## [Stated exercise]
Repeat the records word for word, excluding any picture.

* * *

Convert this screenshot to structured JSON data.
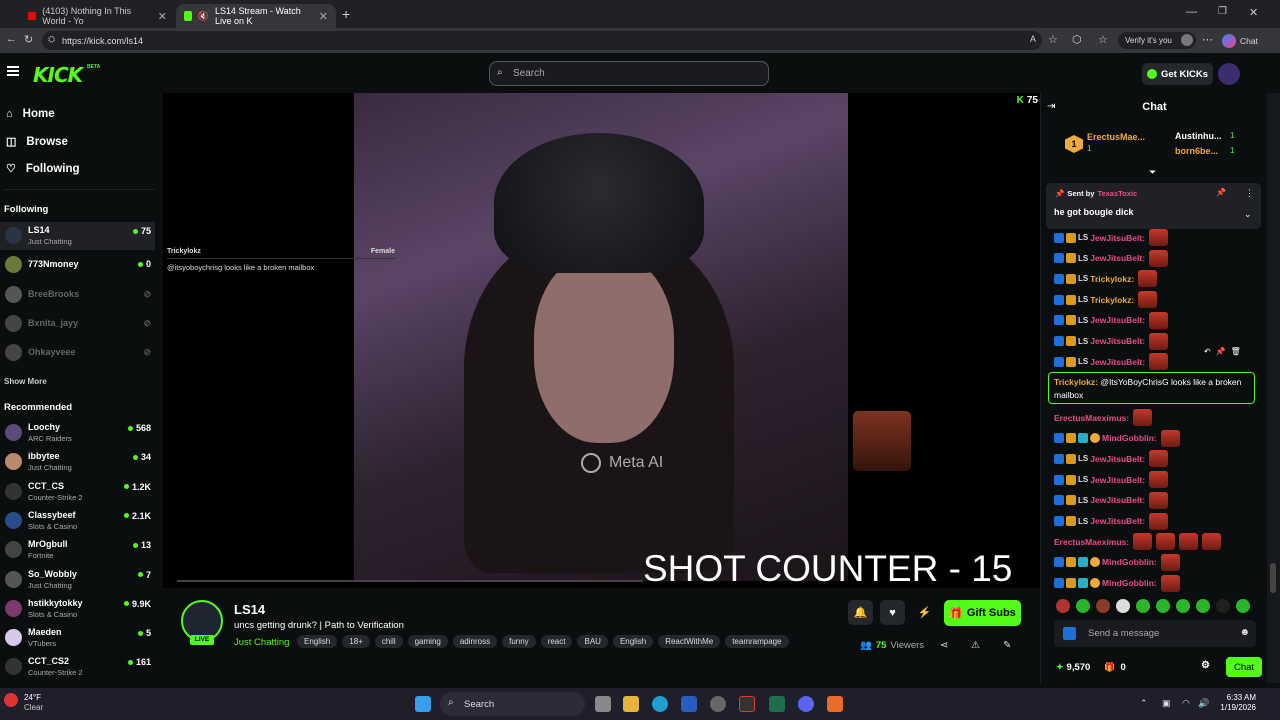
{
  "browser": {
    "tabs": [
      {
        "label": "(4103) Nothing In This World - Yo"
      },
      {
        "label": "LS14 Stream - Watch Live on K"
      }
    ],
    "url": "https://kick.com/ls14",
    "verify_label": "Verify it's you",
    "chat_label": "Chat"
  },
  "header": {
    "logo": "KICK",
    "beta": "BETA",
    "search_placeholder": "Search",
    "get_kicks": "Get KICKs"
  },
  "nav": {
    "items": [
      {
        "label": "Home",
        "icon": "home-icon"
      },
      {
        "label": "Browse",
        "icon": "compass-icon"
      },
      {
        "label": "Following",
        "icon": "heart-icon"
      }
    ]
  },
  "following": {
    "title": "Following",
    "channels": [
      {
        "name": "LS14",
        "category": "Just Chatting",
        "viewers": "75",
        "live": true
      },
      {
        "name": "773Nmoney",
        "category": "",
        "viewers": "0",
        "live": true
      },
      {
        "name": "BreeBrooks",
        "live": false
      },
      {
        "name": "Bxnita_jayy",
        "live": false
      },
      {
        "name": "Ohkayveee",
        "live": false
      }
    ],
    "show_more": "Show More"
  },
  "recommended": {
    "title": "Recommended",
    "channels": [
      {
        "name": "Loochy",
        "category": "ARC Raiders",
        "viewers": "568"
      },
      {
        "name": "ibbytee",
        "category": "Just Chatting",
        "viewers": "34"
      },
      {
        "name": "CCT_CS",
        "category": "Counter-Strike 2",
        "viewers": "1.2K"
      },
      {
        "name": "Classybeef",
        "category": "Slots & Casino",
        "viewers": "2.1K"
      },
      {
        "name": "MrOgbull",
        "category": "Fortnite",
        "viewers": "13"
      },
      {
        "name": "So_Wobbly",
        "category": "Just Chatting",
        "viewers": "7"
      },
      {
        "name": "hstikkytokky",
        "category": "Slots & Casino",
        "viewers": "9.9K"
      },
      {
        "name": "Maeden",
        "category": "VTubers",
        "viewers": "5"
      },
      {
        "name": "CCT_CS2",
        "category": "Counter-Strike 2",
        "viewers": "161"
      }
    ]
  },
  "player": {
    "viewer_count": "75",
    "overlay_user": "Trickylokz",
    "overlay_gender": "Female",
    "overlay_msg": "@itsyoboychrisg looks like a broken mailbox",
    "meta_ai": "Meta AI",
    "shot_counter": "SHOT COUNTER - 15"
  },
  "stream": {
    "name": "LS14",
    "live": "LIVE",
    "title": "uncs getting drunk? | Path to Verification",
    "category": "Just Chatting",
    "tags": [
      "English",
      "18+",
      "chill",
      "gaming",
      "adinross",
      "funny",
      "react",
      "BAU",
      "English",
      "ReactWithMe",
      "teamrampage"
    ],
    "gift_subs": "Gift Subs",
    "viewers": "75",
    "viewers_label": "Viewers"
  },
  "chat": {
    "title": "Chat",
    "gifters": [
      {
        "rank": "1",
        "name": "ErectusMae...",
        "count": "1"
      },
      {
        "name": "Austinhu...",
        "count": "1"
      },
      {
        "name": "born6be...",
        "count": "1"
      }
    ],
    "pinned": {
      "sent_by": "Sent by",
      "user": "TexasToxic",
      "text": "he got bougie dick"
    },
    "messages": [
      {
        "user": "JewJitsuBelt:",
        "color": "#e94b8b"
      },
      {
        "user": "JewJitsuBelt:",
        "color": "#e94b8b"
      },
      {
        "user": "Trickylokz:",
        "color": "#f0a93b"
      },
      {
        "user": "Trickylokz:",
        "color": "#f0a93b"
      },
      {
        "user": "JewJitsuBelt:",
        "color": "#e94b8b"
      },
      {
        "user": "JewJitsuBelt:",
        "color": "#e94b8b"
      },
      {
        "user": "JewJitsuBelt:",
        "color": "#e94b8b"
      }
    ],
    "reply": {
      "user": "Trickylokz:",
      "text": "@ItsYoBoyChrisG looks like a broken mailbox"
    },
    "messages2": [
      {
        "user": "ErectusMaeximus:",
        "color": "#e94b8b"
      },
      {
        "user": "MindGobblin:",
        "color": "#e94b8b"
      },
      {
        "user": "JewJitsuBelt:",
        "color": "#e94b8b"
      },
      {
        "user": "JewJitsuBelt:",
        "color": "#e94b8b"
      },
      {
        "user": "JewJitsuBelt:",
        "color": "#e94b8b"
      },
      {
        "user": "JewJitsuBelt:",
        "color": "#e94b8b"
      },
      {
        "user": "ErectusMaeximus:",
        "color": "#e94b8b"
      },
      {
        "user": "MindGobblin:",
        "color": "#e94b8b"
      },
      {
        "user": "MindGobblin:",
        "color": "#e94b8b"
      }
    ],
    "send_placeholder": "Send a message",
    "points": "9,570",
    "gifts": "0",
    "chat_button": "Chat"
  },
  "taskbar": {
    "temp": "24°F",
    "weather": "Clear",
    "search": "Search",
    "time": "6:33 AM",
    "date": "1/19/2026"
  }
}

* * *

## [Solution for this task]
Convert this screenshot to structured JSON data.
{
  "browser": {
    "tabs": [
      {
        "label": "(4103) Nothing In This World - Yo"
      },
      {
        "label": "LS14 Stream - Watch Live on K"
      }
    ],
    "url": "https://kick.com/ls14",
    "verify_label": "Verify it's you",
    "chat_label": "Chat"
  },
  "header": {
    "logo": "KICK",
    "beta": "BETA",
    "search_placeholder": "Search",
    "get_kicks": "Get KICKs"
  },
  "nav": {
    "items": [
      {
        "label": "Home",
        "icon": "home-icon"
      },
      {
        "label": "Browse",
        "icon": "compass-icon"
      },
      {
        "label": "Following",
        "icon": "heart-icon"
      }
    ]
  },
  "following": {
    "title": "Following",
    "channels": [
      {
        "name": "LS14",
        "category": "Just Chatting",
        "viewers": "75",
        "live": true
      },
      {
        "name": "773Nmoney",
        "category": "",
        "viewers": "0",
        "live": true
      },
      {
        "name": "BreeBrooks",
        "live": false
      },
      {
        "name": "Bxnita_jayy",
        "live": false
      },
      {
        "name": "Ohkayveee",
        "live": false
      }
    ],
    "show_more": "Show More"
  },
  "recommended": {
    "title": "Recommended",
    "channels": [
      {
        "name": "Loochy",
        "category": "ARC Raiders",
        "viewers": "568"
      },
      {
        "name": "ibbytee",
        "category": "Just Chatting",
        "viewers": "34"
      },
      {
        "name": "CCT_CS",
        "category": "Counter-Strike 2",
        "viewers": "1.2K"
      },
      {
        "name": "Classybeef",
        "category": "Slots & Casino",
        "viewers": "2.1K"
      },
      {
        "name": "MrOgbull",
        "category": "Fortnite",
        "viewers": "13"
      },
      {
        "name": "So_Wobbly",
        "category": "Just Chatting",
        "viewers": "7"
      },
      {
        "name": "hstikkytokky",
        "category": "Slots & Casino",
        "viewers": "9.9K"
      },
      {
        "name": "Maeden",
        "category": "VTubers",
        "viewers": "5"
      },
      {
        "name": "CCT_CS2",
        "category": "Counter-Strike 2",
        "viewers": "161"
      }
    ]
  },
  "player": {
    "viewer_count": "75",
    "overlay_user": "Trickylokz",
    "overlay_gender": "Female",
    "overlay_msg": "@itsyoboychrisg looks like a broken mailbox",
    "meta_ai": "Meta AI",
    "shot_counter": "SHOT COUNTER - 15"
  },
  "stream": {
    "name": "LS14",
    "live": "LIVE",
    "title": "uncs getting drunk? | Path to Verification",
    "category": "Just Chatting",
    "tags": [
      "English",
      "18+",
      "chill",
      "gaming",
      "adinross",
      "funny",
      "react",
      "BAU",
      "English",
      "ReactWithMe",
      "teamrampage"
    ],
    "gift_subs": "Gift Subs",
    "viewers": "75",
    "viewers_label": "Viewers"
  },
  "chat": {
    "title": "Chat",
    "gifters": [
      {
        "rank": "1",
        "name": "ErectusMae...",
        "count": "1"
      },
      {
        "name": "Austinhu...",
        "count": "1"
      },
      {
        "name": "born6be...",
        "count": "1"
      }
    ],
    "pinned": {
      "sent_by": "Sent by",
      "user": "TexasToxic",
      "text": "he got bougie dick"
    },
    "messages": [
      {
        "user": "JewJitsuBelt:",
        "color": "#e94b8b"
      },
      {
        "user": "JewJitsuBelt:",
        "color": "#e94b8b"
      },
      {
        "user": "Trickylokz:",
        "color": "#f0a93b"
      },
      {
        "user": "Trickylokz:",
        "color": "#f0a93b"
      },
      {
        "user": "JewJitsuBelt:",
        "color": "#e94b8b"
      },
      {
        "user": "JewJitsuBelt:",
        "color": "#e94b8b"
      },
      {
        "user": "JewJitsuBelt:",
        "color": "#e94b8b"
      }
    ],
    "reply": {
      "user": "Trickylokz:",
      "text": "@ItsYoBoyChrisG looks like a broken mailbox"
    },
    "messages2": [
      {
        "user": "ErectusMaeximus:",
        "color": "#e94b8b"
      },
      {
        "user": "MindGobblin:",
        "color": "#e94b8b"
      },
      {
        "user": "JewJitsuBelt:",
        "color": "#e94b8b"
      },
      {
        "user": "JewJitsuBelt:",
        "color": "#e94b8b"
      },
      {
        "user": "JewJitsuBelt:",
        "color": "#e94b8b"
      },
      {
        "user": "JewJitsuBelt:",
        "color": "#e94b8b"
      },
      {
        "user": "ErectusMaeximus:",
        "color": "#e94b8b"
      },
      {
        "user": "MindGobblin:",
        "color": "#e94b8b"
      },
      {
        "user": "MindGobblin:",
        "color": "#e94b8b"
      }
    ],
    "send_placeholder": "Send a message",
    "points": "9,570",
    "gifts": "0",
    "chat_button": "Chat"
  },
  "taskbar": {
    "temp": "24°F",
    "weather": "Clear",
    "search": "Search",
    "time": "6:33 AM",
    "date": "1/19/2026"
  }
}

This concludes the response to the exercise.